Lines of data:
-- begin --

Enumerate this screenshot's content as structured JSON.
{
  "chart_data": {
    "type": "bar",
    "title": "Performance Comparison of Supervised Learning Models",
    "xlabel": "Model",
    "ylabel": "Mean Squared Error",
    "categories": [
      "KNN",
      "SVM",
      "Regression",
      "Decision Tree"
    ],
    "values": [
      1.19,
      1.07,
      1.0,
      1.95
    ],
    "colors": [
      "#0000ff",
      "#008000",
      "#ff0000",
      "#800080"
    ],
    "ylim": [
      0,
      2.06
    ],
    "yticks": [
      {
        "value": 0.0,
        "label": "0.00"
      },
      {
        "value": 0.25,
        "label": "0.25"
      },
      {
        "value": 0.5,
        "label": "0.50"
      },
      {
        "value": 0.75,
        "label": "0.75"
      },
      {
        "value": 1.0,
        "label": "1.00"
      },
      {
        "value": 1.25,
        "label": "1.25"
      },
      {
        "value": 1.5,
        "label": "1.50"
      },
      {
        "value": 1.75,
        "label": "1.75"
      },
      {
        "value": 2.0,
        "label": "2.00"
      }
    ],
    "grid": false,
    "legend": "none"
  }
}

-- end --

▶ TO BE DONE: Print every record above exactly as written.

▶ SOLUTION TO THIS PROBLEM:
Enumerate this screenshot's content as structured JSON.
{
  "chart_data": {
    "type": "bar",
    "title": "Performance Comparison of Supervised Learning Models",
    "xlabel": "Model",
    "ylabel": "Mean Squared Error",
    "categories": [
      "KNN",
      "SVM",
      "Regression",
      "Decision Tree"
    ],
    "values": [
      1.19,
      1.07,
      1.0,
      1.95
    ],
    "colors": [
      "#0000ff",
      "#008000",
      "#ff0000",
      "#800080"
    ],
    "ylim": [
      0,
      2.06
    ],
    "yticks": [
      {
        "value": 0.0,
        "label": "0.00"
      },
      {
        "value": 0.25,
        "label": "0.25"
      },
      {
        "value": 0.5,
        "label": "0.50"
      },
      {
        "value": 0.75,
        "label": "0.75"
      },
      {
        "value": 1.0,
        "label": "1.00"
      },
      {
        "value": 1.25,
        "label": "1.25"
      },
      {
        "value": 1.5,
        "label": "1.50"
      },
      {
        "value": 1.75,
        "label": "1.75"
      },
      {
        "value": 2.0,
        "label": "2.00"
      }
    ],
    "grid": false,
    "legend": "none"
  }
}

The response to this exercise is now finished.